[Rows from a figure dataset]
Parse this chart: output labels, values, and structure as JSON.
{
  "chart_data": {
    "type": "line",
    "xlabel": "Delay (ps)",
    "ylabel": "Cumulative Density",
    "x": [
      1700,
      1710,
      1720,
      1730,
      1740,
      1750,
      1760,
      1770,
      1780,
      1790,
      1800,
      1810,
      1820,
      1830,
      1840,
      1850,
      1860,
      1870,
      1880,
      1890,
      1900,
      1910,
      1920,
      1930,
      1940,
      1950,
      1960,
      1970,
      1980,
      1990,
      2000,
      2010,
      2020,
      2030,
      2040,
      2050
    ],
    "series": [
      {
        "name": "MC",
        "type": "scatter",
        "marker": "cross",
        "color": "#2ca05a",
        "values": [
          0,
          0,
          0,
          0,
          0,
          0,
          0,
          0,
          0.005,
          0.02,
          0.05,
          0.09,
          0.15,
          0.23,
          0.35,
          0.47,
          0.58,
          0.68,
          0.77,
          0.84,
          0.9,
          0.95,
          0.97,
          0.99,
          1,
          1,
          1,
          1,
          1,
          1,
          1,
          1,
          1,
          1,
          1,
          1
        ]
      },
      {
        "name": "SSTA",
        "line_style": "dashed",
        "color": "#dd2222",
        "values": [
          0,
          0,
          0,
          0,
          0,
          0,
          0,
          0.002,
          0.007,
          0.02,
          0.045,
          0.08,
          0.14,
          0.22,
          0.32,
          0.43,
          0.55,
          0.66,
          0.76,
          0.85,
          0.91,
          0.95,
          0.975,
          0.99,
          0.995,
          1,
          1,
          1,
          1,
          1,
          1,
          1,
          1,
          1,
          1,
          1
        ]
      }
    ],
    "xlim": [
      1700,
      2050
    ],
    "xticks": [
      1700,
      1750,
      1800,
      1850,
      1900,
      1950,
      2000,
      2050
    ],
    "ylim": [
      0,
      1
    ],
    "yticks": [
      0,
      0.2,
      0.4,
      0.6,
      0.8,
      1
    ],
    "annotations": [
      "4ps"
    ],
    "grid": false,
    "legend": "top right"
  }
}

(What you need to do): Give the listing above again, word for word.

(Answer for this exercise):
Parse this chart: output labels, values, and structure as JSON.
{
  "chart_data": {
    "type": "line",
    "xlabel": "Delay (ps)",
    "ylabel": "Cumulative Density",
    "x": [
      1700,
      1710,
      1720,
      1730,
      1740,
      1750,
      1760,
      1770,
      1780,
      1790,
      1800,
      1810,
      1820,
      1830,
      1840,
      1850,
      1860,
      1870,
      1880,
      1890,
      1900,
      1910,
      1920,
      1930,
      1940,
      1950,
      1960,
      1970,
      1980,
      1990,
      2000,
      2010,
      2020,
      2030,
      2040,
      2050
    ],
    "series": [
      {
        "name": "MC",
        "type": "scatter",
        "marker": "cross",
        "color": "#2ca05a",
        "values": [
          0,
          0,
          0,
          0,
          0,
          0,
          0,
          0,
          0.005,
          0.02,
          0.05,
          0.09,
          0.15,
          0.23,
          0.35,
          0.47,
          0.58,
          0.68,
          0.77,
          0.84,
          0.9,
          0.95,
          0.97,
          0.99,
          1,
          1,
          1,
          1,
          1,
          1,
          1,
          1,
          1,
          1,
          1,
          1
        ]
      },
      {
        "name": "SSTA",
        "line_style": "dashed",
        "color": "#dd2222",
        "values": [
          0,
          0,
          0,
          0,
          0,
          0,
          0,
          0.002,
          0.007,
          0.02,
          0.045,
          0.08,
          0.14,
          0.22,
          0.32,
          0.43,
          0.55,
          0.66,
          0.76,
          0.85,
          0.91,
          0.95,
          0.975,
          0.99,
          0.995,
          1,
          1,
          1,
          1,
          1,
          1,
          1,
          1,
          1,
          1,
          1
        ]
      }
    ],
    "xlim": [
      1700,
      2050
    ],
    "xticks": [
      1700,
      1750,
      1800,
      1850,
      1900,
      1950,
      2000,
      2050
    ],
    "ylim": [
      0,
      1
    ],
    "yticks": [
      0,
      0.2,
      0.4,
      0.6,
      0.8,
      1
    ],
    "annotations": [
      "4ps"
    ],
    "grid": false,
    "legend": "top right"
  }
}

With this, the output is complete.